[Stored records]
★ ★ ★ ★ ★

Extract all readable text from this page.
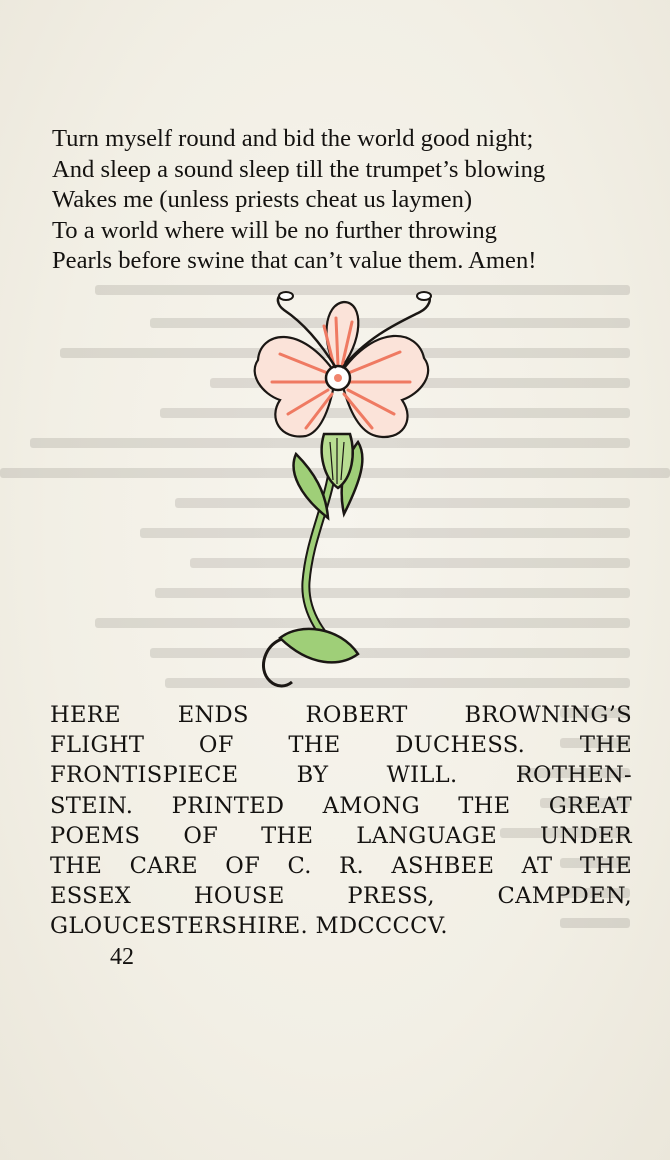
Turn myself round and bid the world good night;
And sleep a sound sleep till the trumpet’s blowing
Wakes me (unless priests cheat us laymen)
To a world where will be no further throwing
Pearls before swine that can’t value them. Amen!
HERE ENDS ROBERT BROWNING’S
FLIGHT OF THE DUCHESS. THE
FRONTISPIECE BY WILL. ROTHEN-
STEIN. PRINTED AMONG THE GREAT
POEMS OF THE LANGUAGE UNDER
THE CARE OF C. R. ASHBEE AT THE
ESSEX HOUSE PRESS, CAMPDEN,
GLOUCESTERSHIRE. MDCCCCV.
42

★ ★ ★ ★ ★

Given task: Print out every entry above without changing a word, and leave out the pictures.

Reply:
Extract all readable text from this page.
Turn myself round and bid the world good night;
And sleep a sound sleep till the trumpet’s blowing
Wakes me (unless priests cheat us laymen)
To a world where will be no further throwing
Pearls before swine that can’t value them. Amen!
HERE ENDS ROBERT BROWNING’S
FLIGHT OF THE DUCHESS. THE
FRONTISPIECE BY WILL. ROTHEN-
STEIN. PRINTED AMONG THE GREAT
POEMS OF THE LANGUAGE UNDER
THE CARE OF C. R. ASHBEE AT THE
ESSEX HOUSE PRESS, CAMPDEN,
GLOUCESTERSHIRE. MDCCCCV.
42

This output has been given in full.